--- Begin Stored data ---

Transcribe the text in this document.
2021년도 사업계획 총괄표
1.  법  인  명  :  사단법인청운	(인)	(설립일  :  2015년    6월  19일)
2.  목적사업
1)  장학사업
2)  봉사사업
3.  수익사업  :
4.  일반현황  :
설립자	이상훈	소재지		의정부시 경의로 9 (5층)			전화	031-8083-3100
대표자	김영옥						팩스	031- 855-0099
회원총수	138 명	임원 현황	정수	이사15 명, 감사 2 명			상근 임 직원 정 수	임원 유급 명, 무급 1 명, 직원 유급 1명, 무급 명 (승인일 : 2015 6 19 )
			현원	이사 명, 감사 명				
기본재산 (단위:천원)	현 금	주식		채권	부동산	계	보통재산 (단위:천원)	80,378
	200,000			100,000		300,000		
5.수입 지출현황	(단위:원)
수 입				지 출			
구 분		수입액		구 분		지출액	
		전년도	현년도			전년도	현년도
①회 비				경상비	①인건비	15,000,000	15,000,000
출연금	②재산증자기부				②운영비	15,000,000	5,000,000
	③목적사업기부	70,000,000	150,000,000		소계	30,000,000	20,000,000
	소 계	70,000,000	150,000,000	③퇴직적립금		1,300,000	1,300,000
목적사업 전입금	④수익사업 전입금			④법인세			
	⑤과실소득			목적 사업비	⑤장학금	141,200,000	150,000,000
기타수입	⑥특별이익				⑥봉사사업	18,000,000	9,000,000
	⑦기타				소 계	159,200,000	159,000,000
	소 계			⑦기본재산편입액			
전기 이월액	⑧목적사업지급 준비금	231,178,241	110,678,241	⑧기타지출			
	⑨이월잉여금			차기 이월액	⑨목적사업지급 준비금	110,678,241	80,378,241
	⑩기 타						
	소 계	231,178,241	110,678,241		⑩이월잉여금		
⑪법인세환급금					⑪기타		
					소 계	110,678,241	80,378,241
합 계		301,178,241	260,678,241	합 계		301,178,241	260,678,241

--- End Stored data ---

**Exercise aim:** The records above are to be repeated exactly, in their entirety.

**Result below:**
Transcribe the text in this document.
2021년도 사업계획 총괄표
1.  법  인  명  :  사단법인청운	(인)	(설립일  :  2015년    6월  19일)
2.  목적사업
1)  장학사업
2)  봉사사업
3.  수익사업  :
4.  일반현황  :
설립자	이상훈	소재지		의정부시 경의로 9 (5층)			전화	031-8083-3100
대표자	김영옥						팩스	031- 855-0099
회원총수	138 명	임원 현황	정수	이사15 명, 감사 2 명			상근 임 직원 정 수	임원 유급 명, 무급 1 명, 직원 유급 1명, 무급 명 (승인일 : 2015 6 19 )
			현원	이사 명, 감사 명				
기본재산 (단위:천원)	현 금	주식		채권	부동산	계	보통재산 (단위:천원)	80,378
	200,000			100,000		300,000		
5.수입 지출현황	(단위:원)
수 입				지 출			
구 분		수입액		구 분		지출액	
		전년도	현년도			전년도	현년도
①회 비				경상비	①인건비	15,000,000	15,000,000
출연금	②재산증자기부				②운영비	15,000,000	5,000,000
	③목적사업기부	70,000,000	150,000,000		소계	30,000,000	20,000,000
	소 계	70,000,000	150,000,000	③퇴직적립금		1,300,000	1,300,000
목적사업 전입금	④수익사업 전입금			④법인세			
	⑤과실소득			목적 사업비	⑤장학금	141,200,000	150,000,000
기타수입	⑥특별이익				⑥봉사사업	18,000,000	9,000,000
	⑦기타				소 계	159,200,000	159,000,000
	소 계			⑦기본재산편입액			
전기 이월액	⑧목적사업지급 준비금	231,178,241	110,678,241	⑧기타지출			
	⑨이월잉여금			차기 이월액	⑨목적사업지급 준비금	110,678,241	80,378,241
	⑩기 타						
	소 계	231,178,241	110,678,241		⑩이월잉여금		
⑪법인세환급금					⑪기타		
					소 계	110,678,241	80,378,241
합 계		301,178,241	260,678,241	합 계		301,178,241	260,678,241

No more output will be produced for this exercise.